━━ Given data ━━

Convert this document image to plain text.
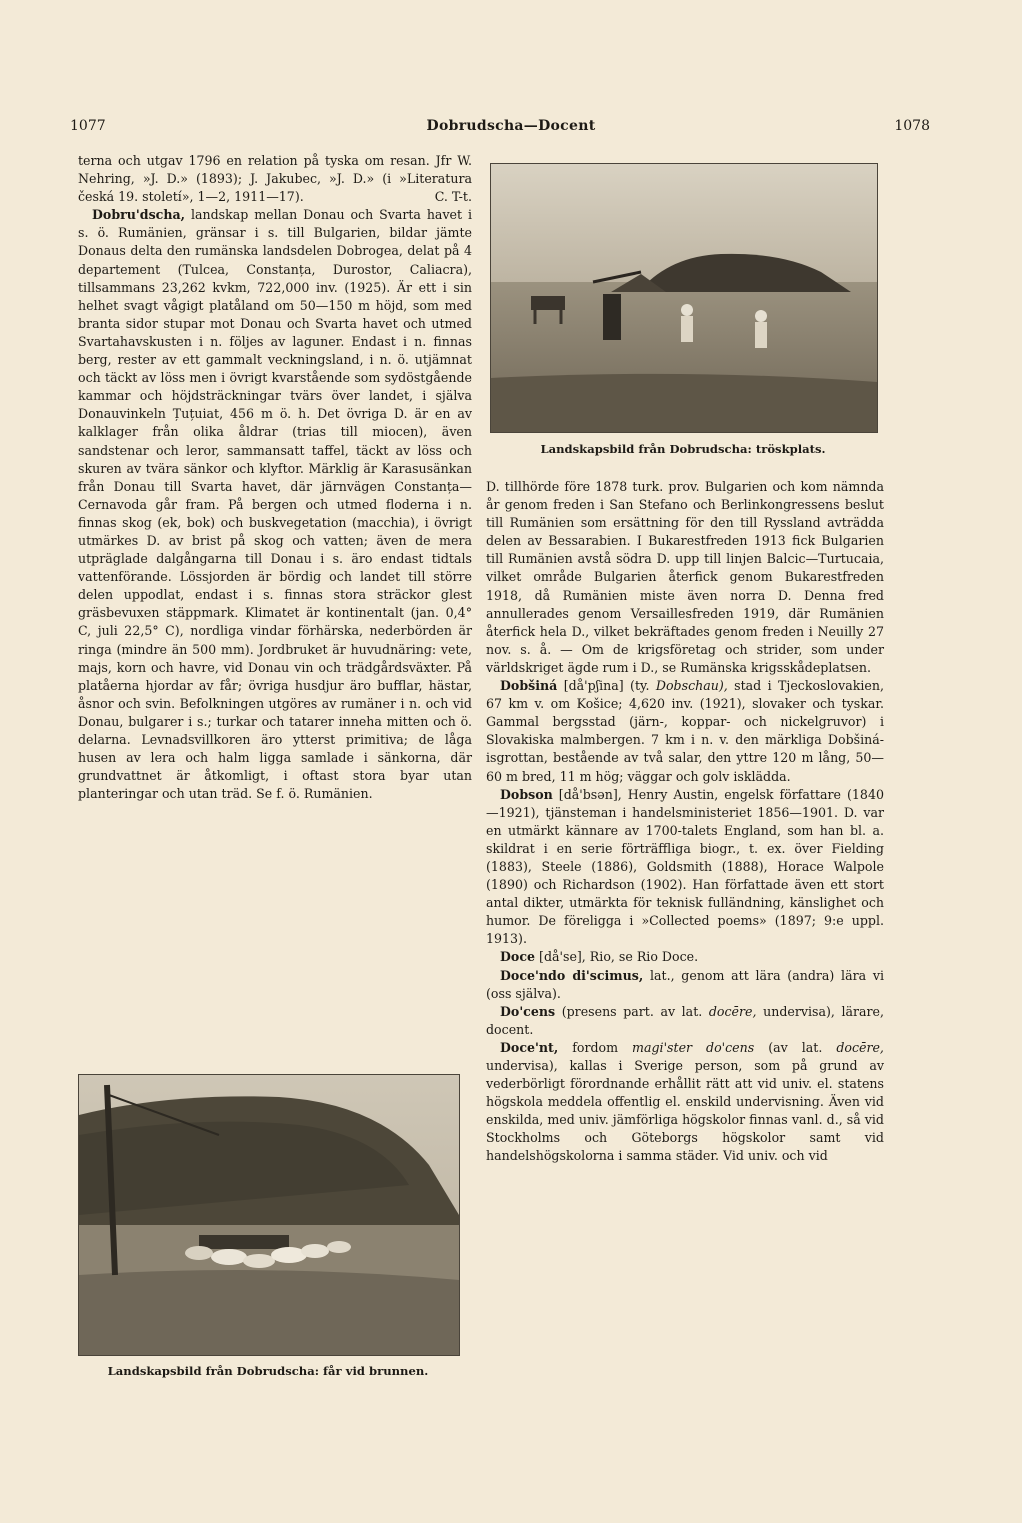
1077	Dobrudscha—Docent	1078

terna och utgav 1796 en relation på tyska om resan. Jfr W. Nehring, »J. D.» (1893); J. Jakubec, »J. D.» (i »Literatura česká 19. století», 1—2, 1911—17).	C. T-t.

Dobru'dscha, landskap mellan Donau och Svarta havet i s. ö. Rumänien, gränsar i s. till Bulgarien, bildar jämte Donaus delta den rumänska landsdelen Dobrogea, delat på 4 departement (Tulcea, Constanța, Durostor, Caliacra), tillsammans 23,262 kvkm, 722,000 inv. (1925). Är ett i sin helhet svagt vågigt platåland om 50—150 m höjd, som med branta sidor stupar mot Donau och Svarta havet och utmed Svartahavskusten i n. följes av laguner. Endast i n. finnas berg, rester av ett gammalt veckningsland, i n. ö. utjämnat och täckt av löss men i övrigt kvarstående som sydöstgående kammar och höjdsträckningar tvärs över landet, i själva Donauvinkeln Țuțuiat, 456 m ö. h. Det övriga D. är en av kalklager från olika åldrar (trias till miocen), även sandstenar och leror, sammansatt taffel, täckt av löss och skuren av tvära sänkor och klyftor. Märklig är Karasusänkan från Donau till Svarta havet, där järnvägen Constanța—Cernavoda går fram. På bergen och utmed floderna i n. finnas skog (ek, bok) och buskvegetation (macchia), i övrigt utmärkes D. av brist på skog och vatten; även de mera utpräglade dalgångarna till Donau i s. äro endast tidtals vattenförande. Lössjorden är bördig och landet till större delen uppodlat, endast i s. finnas stora sträckor glest gräsbevuxen stäppmark. Klimatet är kontinentalt (jan. 0,4° C, juli 22,5° C), nordliga vindar förhärska, nederbörden är ringa (mindre än 500 mm). Jordbruket är huvudnäring: vete, majs, korn och havre, vid Donau vin och trädgårdsväxter. På platåerna hjordar av får; övriga husdjur äro bufflar, hästar, åsnor och svin. Befolkningen utgöres av rumäner i n. och vid Donau, bulgarer i s.; turkar och tatarer inneha mitten och ö. delarna. Levnadsvillkoren äro ytterst primitiva; de låga husen av lera och halm ligga samlade i sänkorna, där grundvattnet är åtkomligt, i oftast stora byar utan planteringar och utan träd. Se f. ö. Rumänien.

Landskapsbild från Dobrudscha: tröskplats.

D. tillhörde före 1878 turk. prov. Bulgarien och kom nämnda år genom freden i San Stefano och Berlinkongressens beslut till Rumänien som ersättning för den till Ryssland avträdda delen av Bessarabien. I Bukarestfreden 1913 fick Bulgarien till Rumänien avstå södra D. upp till linjen Balcic—Turtucaia, vilket område Bulgarien återfick genom Bukarestfreden 1918, då Rumänien miste även norra D. Denna fred annullerades genom Versaillesfreden 1919, där Rumänien återfick hela D., vilket bekräftades genom freden i Neuilly 27 nov. s. å. — Om de krigsföretag och strider, som under världskriget ägde rum i D., se Rumänska krigsskådeplatsen.

Dobšiná [då'pʃina] (ty. Dobschau), stad i Tjeckoslovakien, 67 km v. om Košice; 4,620 inv. (1921), slovaker och tyskar. Gammal bergsstad (järn-, koppar- och nickelgruvor) i Slovakiska malmbergen. 7 km i n. v. den märkliga Dobšiná-isgrottan, bestående av två salar, den yttre 120 m lång, 50—60 m bred, 11 m hög; väggar och golv isklädda.

Dobson [då'bsən], Henry Austin, engelsk författare (1840—1921), tjänsteman i handelsministeriet 1856—1901. D. var en utmärkt kännare av 1700-talets England, som han bl. a. skildrat i en serie förträffliga biogr., t. ex. över Fielding (1883), Steele (1886), Goldsmith (1888), Horace Walpole (1890) och Richardson (1902). Han författade även ett stort antal dikter, utmärkta för teknisk fulländning, känslighet och humor. De föreligga i »Collected poems» (1897; 9:e uppl. 1913).

Doce [då'se], Rio, se Rio Doce.

Doce'ndo di'scimus, lat., genom att lära (andra) lära vi (oss själva).

Do'cens (presens part. av lat. docēre, undervisa), lärare, docent.

Doce'nt, fordom magi'ster do'cens (av lat. docēre, undervisa), kallas i Sverige person, som på grund av vederbörligt förordnande erhållit rätt att vid univ. el. statens högskola meddela offentlig el. enskild undervisning. Även vid enskilda, med univ. jämförliga högskolor finnas vanl. d., så vid Stockholms och Göteborgs högskolor samt vid handelshögskolorna i samma städer. Vid univ. och vid

Landskapsbild från Dobrudscha: får vid brunnen.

━━━

:: Work to complete ::
In the answer, the entries should be restated verbatim, with all pictures omitted.

:: Reply to the task ::
Convert this document image to plain text.
1077	Dobrudscha—Docent	1078

terna och utgav 1796 en relation på tyska om resan. Jfr W. Nehring, »J. D.» (1893); J. Jakubec, »J. D.» (i »Literatura česká 19. století», 1—2, 1911—17).	C. T-t.

Dobru'dscha, landskap mellan Donau och Svarta havet i s. ö. Rumänien, gränsar i s. till Bulgarien, bildar jämte Donaus delta den rumänska landsdelen Dobrogea, delat på 4 departement (Tulcea, Constanța, Durostor, Caliacra), tillsammans 23,262 kvkm, 722,000 inv. (1925). Är ett i sin helhet svagt vågigt platåland om 50—150 m höjd, som med branta sidor stupar mot Donau och Svarta havet och utmed Svartahavskusten i n. följes av laguner. Endast i n. finnas berg, rester av ett gammalt veckningsland, i n. ö. utjämnat och täckt av löss men i övrigt kvarstående som sydöstgående kammar och höjdsträckningar tvärs över landet, i själva Donauvinkeln Țuțuiat, 456 m ö. h. Det övriga D. är en av kalklager från olika åldrar (trias till miocen), även sandstenar och leror, sammansatt taffel, täckt av löss och skuren av tvära sänkor och klyftor. Märklig är Karasusänkan från Donau till Svarta havet, där järnvägen Constanța—Cernavoda går fram. På bergen och utmed floderna i n. finnas skog (ek, bok) och buskvegetation (macchia), i övrigt utmärkes D. av brist på skog och vatten; även de mera utpräglade dalgångarna till Donau i s. äro endast tidtals vattenförande. Lössjorden är bördig och landet till större delen uppodlat, endast i s. finnas stora sträckor glest gräsbevuxen stäppmark. Klimatet är kontinentalt (jan. 0,4° C, juli 22,5° C), nordliga vindar förhärska, nederbörden är ringa (mindre än 500 mm). Jordbruket är huvudnäring: vete, majs, korn och havre, vid Donau vin och trädgårdsväxter. På platåerna hjordar av får; övriga husdjur äro bufflar, hästar, åsnor och svin. Befolkningen utgöres av rumäner i n. och vid Donau, bulgarer i s.; turkar och tatarer inneha mitten och ö. delarna. Levnadsvillkoren äro ytterst primitiva; de låga husen av lera och halm ligga samlade i sänkorna, där grundvattnet är åtkomligt, i oftast stora byar utan planteringar och utan träd. Se f. ö. Rumänien.

Landskapsbild från Dobrudscha: tröskplats.

D. tillhörde före 1878 turk. prov. Bulgarien och kom nämnda år genom freden i San Stefano och Berlinkongressens beslut till Rumänien som ersättning för den till Ryssland avträdda delen av Bessarabien. I Bukarestfreden 1913 fick Bulgarien till Rumänien avstå södra D. upp till linjen Balcic—Turtucaia, vilket område Bulgarien återfick genom Bukarestfreden 1918, då Rumänien miste även norra D. Denna fred annullerades genom Versaillesfreden 1919, där Rumänien återfick hela D., vilket bekräftades genom freden i Neuilly 27 nov. s. å. — Om de krigsföretag och strider, som under världskriget ägde rum i D., se Rumänska krigsskådeplatsen.

Dobšiná [då'pʃina] (ty. Dobschau), stad i Tjeckoslovakien, 67 km v. om Košice; 4,620 inv. (1921), slovaker och tyskar. Gammal bergsstad (järn-, koppar- och nickelgruvor) i Slovakiska malmbergen. 7 km i n. v. den märkliga Dobšiná-isgrottan, bestående av två salar, den yttre 120 m lång, 50—60 m bred, 11 m hög; väggar och golv isklädda.

Dobson [då'bsən], Henry Austin, engelsk författare (1840—1921), tjänsteman i handelsministeriet 1856—1901. D. var en utmärkt kännare av 1700-talets England, som han bl. a. skildrat i en serie förträffliga biogr., t. ex. över Fielding (1883), Steele (1886), Goldsmith (1888), Horace Walpole (1890) och Richardson (1902). Han författade även ett stort antal dikter, utmärkta för teknisk fulländning, känslighet och humor. De föreligga i »Collected poems» (1897; 9:e uppl. 1913).

Doce [då'se], Rio, se Rio Doce.

Doce'ndo di'scimus, lat., genom att lära (andra) lära vi (oss själva).

Do'cens (presens part. av lat. docēre, undervisa), lärare, docent.

Doce'nt, fordom magi'ster do'cens (av lat. docēre, undervisa), kallas i Sverige person, som på grund av vederbörligt förordnande erhållit rätt att vid univ. el. statens högskola meddela offentlig el. enskild undervisning. Även vid enskilda, med univ. jämförliga högskolor finnas vanl. d., så vid Stockholms och Göteborgs högskolor samt vid handelshögskolorna i samma städer. Vid univ. och vid

Landskapsbild från Dobrudscha: får vid brunnen.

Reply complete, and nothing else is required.